TAREAS:
**a)** Según el texto sobre Vicentin, ¿en cuántos años produjo el neoliberalismo su devastación?
**b)** Reproduce sin cambios la parte del texto sobre Vicentin que empieza con las palabras "Ahora bien, si" y termina con "manejan nuestra sociedad.".
**c)** En el texto sobre Vicentin, ¿qué formas de meterse en las causas judiciales se mencionan como cosas que el gobierno no hace? Nómbralas todas.

FRAGMENTO DEL TEXTO:
>>
El poder judicial de Vicentin

Una reforma político cultural imprescindible

 

Por estos días se manifestó con toda crudeza, a través del accionar de los directivos del Grupo Vicentin, la actitud depredadora de nuestro capitalismo agroindustrial succionando el trabajo de obreros, empleados, agricultores y toda las extensiones laborales que involucran a sus empresas, para engrosar la única cosecha importante, la del dinero imprescindible para alimentar su codicia, esencia centrípeta de la ilimitada voracidad apropiadora privada individual.

El fenómeno era predecible y esperable  dadas las características de capitalismo financiarizado que abrazó el modo de producción –de dinero, antes que de bienes— por estas pampas durante los últimos años. Lo ocurrido es “lógico”, “natural”.

La reacción del gobierno en búsqueda de reparar daños, impedirlos mayores, empezar a construir futuro de control del Estado en un sector fundamental de nuestra economía  y para ello tomar en sus manos el problema, separando a los que, delictuosamente, lo han creado, es harto plausible como cumplimiento fiel del  mandato popular.

Lo preocupante es que casi todos los dirigentes del campo popular –en el gobierno o fuera de él— parecieran ignorar la fuerza del Poder Judicial y su capacidad de daño como jugador ineludible y de última instancia en el campo de la política. Volumen decisorio estimulado cuando advierte que sus actos seguirán cerrando caminos a como dé lugar y que ninguna cuenta deberán rendir por ellos.

Decimos capacidad de daño porque, tomado en su conjunto, desde hace mucho el Poder Judicial ha tenido éxito, por dar algunos ejemplos, en frustrar la organización democrática de los medios de difusión, o la democratización del servicio de justicia, ambas cuestiones esenciales para  la democracia y la república sancionadas por leyes del Congreso que contaban con alto consenso social y popular. O, como tema actual, su coautoría de los más aberrantes hechos atentatorios de derechos humanos básicos cometidos mediante extorsiones mediadas por escuchas ilegales. También es “natural” y “lógico” dadas sus innumerables muestras de constituir, básicamente, una corporación conservadora con larga historia –toda— de servicio objetivo y muchas veces también subjetivo a los poderes efectivos de la riqueza, antes sólo oligárquica, ahora también del gran capital económico y financiero nacional e internacional. Salvo valiosas aunque minoritarias excepciones, sea dicho.

Ahora bien, si el gobierno democrático, nacional y popular (Ejecutivo y Legislativo) no está en condiciones de correlación de fuerzas de impulsar y lograr una reforma de la Constitución; si como corresponde y es correcto, no se inmiscuye en las causas judiciales en forma alguna (sin pedidos, sin presiones, sin sugerencias, sin operaciones), no debe ignorar que cuanto decida valdrá o no valdrá, se cumplirá la voluntad de los mandatarios del pueblo o se desechará, según decidan los jueces de ese Poder Judicial, de ese sirviente probado de las variadas potencias económicas que manejan nuestra sociedad.

Parece un camino sin salida. No es así, la hay aunque de dificultosa construcción, cuestión también natural y lógica, porque la devastación que produjo el neoliberalismo en solo cuatro años no es una frase, es una realidad que hace doler minuto a minuto. Pero como siempre, lo primero es advertir la complejidad y magnitud del obstáculo, cuestión que, nos parece, no ocurre.
<<
DATOS DE ORIGEN:
>>
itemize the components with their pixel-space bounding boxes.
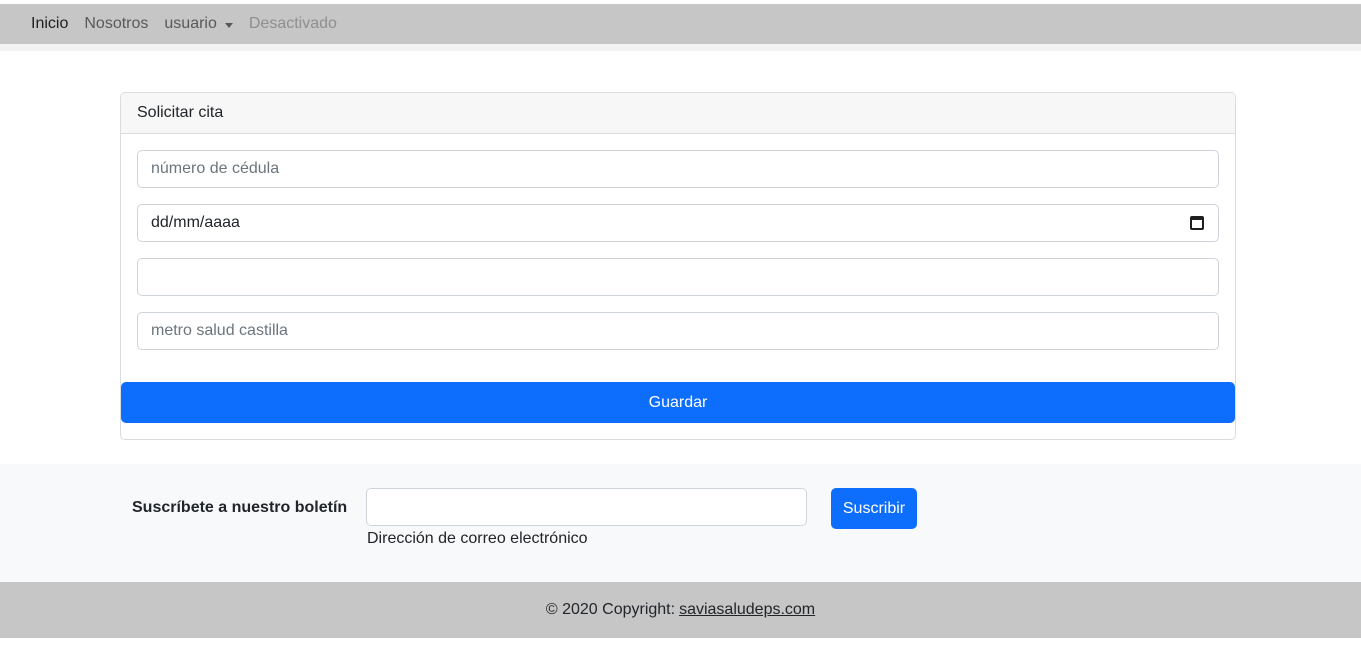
<<
RESPUESTAS ESCRITAS:
**a)** En solo cuatro años.

**b)**
Ahora bien, si el gobierno democrático, nacional y popular (Ejecutivo y Legislativo) no está en condiciones de correlación de fuerzas de impulsar y lograr una reforma de la Constitución; si como corresponde y es correcto, no se inmiscuye en las causas judiciales en forma alguna (sin pedidos, sin presiones, sin sugerencias, sin operaciones), no debe ignorar que cuanto decida valdrá o no valdrá, se cumplirá la voluntad de los mandatarios del pueblo o se desechará, según decidan los jueces de ese Poder Judicial, de ese sirviente probado de las variadas potencias económicas que manejan nuestra sociedad.

**c)** Pedidos, presiones, sugerencias y operaciones.